> _THE DATA_:
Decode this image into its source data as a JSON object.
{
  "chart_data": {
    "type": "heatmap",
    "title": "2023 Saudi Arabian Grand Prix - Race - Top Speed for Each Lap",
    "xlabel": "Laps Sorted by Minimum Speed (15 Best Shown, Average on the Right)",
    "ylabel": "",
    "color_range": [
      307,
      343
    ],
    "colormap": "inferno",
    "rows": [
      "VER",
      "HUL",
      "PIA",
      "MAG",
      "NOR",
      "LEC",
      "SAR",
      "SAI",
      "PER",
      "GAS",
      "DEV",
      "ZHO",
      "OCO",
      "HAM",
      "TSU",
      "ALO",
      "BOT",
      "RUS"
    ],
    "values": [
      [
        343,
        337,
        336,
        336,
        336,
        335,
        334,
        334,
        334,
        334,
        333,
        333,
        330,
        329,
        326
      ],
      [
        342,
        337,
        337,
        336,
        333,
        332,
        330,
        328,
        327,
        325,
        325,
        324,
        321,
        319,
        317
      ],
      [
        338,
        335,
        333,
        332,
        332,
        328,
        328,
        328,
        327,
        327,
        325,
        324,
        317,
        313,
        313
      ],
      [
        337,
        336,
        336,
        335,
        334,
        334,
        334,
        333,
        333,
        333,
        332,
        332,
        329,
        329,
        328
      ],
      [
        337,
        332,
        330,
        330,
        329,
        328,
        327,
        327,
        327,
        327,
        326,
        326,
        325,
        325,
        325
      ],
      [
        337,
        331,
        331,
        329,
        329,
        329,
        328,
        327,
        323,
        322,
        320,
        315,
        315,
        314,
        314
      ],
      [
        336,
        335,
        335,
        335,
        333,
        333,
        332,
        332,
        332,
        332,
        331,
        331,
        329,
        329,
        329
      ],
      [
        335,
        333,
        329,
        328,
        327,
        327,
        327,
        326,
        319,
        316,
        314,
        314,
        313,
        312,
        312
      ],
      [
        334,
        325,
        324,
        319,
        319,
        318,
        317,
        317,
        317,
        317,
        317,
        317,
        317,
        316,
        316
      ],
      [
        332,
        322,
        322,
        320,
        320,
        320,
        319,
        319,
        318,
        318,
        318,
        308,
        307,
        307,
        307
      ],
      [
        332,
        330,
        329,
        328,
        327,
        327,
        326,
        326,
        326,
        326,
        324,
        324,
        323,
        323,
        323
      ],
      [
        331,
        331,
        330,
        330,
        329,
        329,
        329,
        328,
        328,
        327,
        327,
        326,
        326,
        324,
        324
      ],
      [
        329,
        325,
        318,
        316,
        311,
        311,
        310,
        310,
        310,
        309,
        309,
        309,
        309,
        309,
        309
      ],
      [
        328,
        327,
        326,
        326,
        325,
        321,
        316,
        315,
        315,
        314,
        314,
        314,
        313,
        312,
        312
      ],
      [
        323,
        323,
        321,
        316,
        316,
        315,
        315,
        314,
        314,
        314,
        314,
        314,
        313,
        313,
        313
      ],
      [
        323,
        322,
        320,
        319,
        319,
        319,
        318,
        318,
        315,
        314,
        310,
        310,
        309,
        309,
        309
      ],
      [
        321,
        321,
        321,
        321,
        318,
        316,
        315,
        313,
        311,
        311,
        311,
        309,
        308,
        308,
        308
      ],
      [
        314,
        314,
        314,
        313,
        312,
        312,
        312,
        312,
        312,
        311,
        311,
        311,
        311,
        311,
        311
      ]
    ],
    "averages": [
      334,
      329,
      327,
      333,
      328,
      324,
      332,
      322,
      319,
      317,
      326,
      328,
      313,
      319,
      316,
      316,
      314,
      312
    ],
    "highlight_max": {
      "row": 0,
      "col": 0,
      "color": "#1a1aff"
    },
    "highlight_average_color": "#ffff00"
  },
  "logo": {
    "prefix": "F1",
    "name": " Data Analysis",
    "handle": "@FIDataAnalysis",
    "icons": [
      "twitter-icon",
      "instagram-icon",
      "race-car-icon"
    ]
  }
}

> _EXERCISE DETAILS_:
Using the records above, copy each line that contains "Speed".

> _ANSWER TO THIS PROBLEM_:
    "title": "2023 Saudi Arabian Grand Prix - Race - Top Speed for Each Lap",
    "xlabel": "Laps Sorted by Minimum Speed (15 Best Shown, Average on the Right)",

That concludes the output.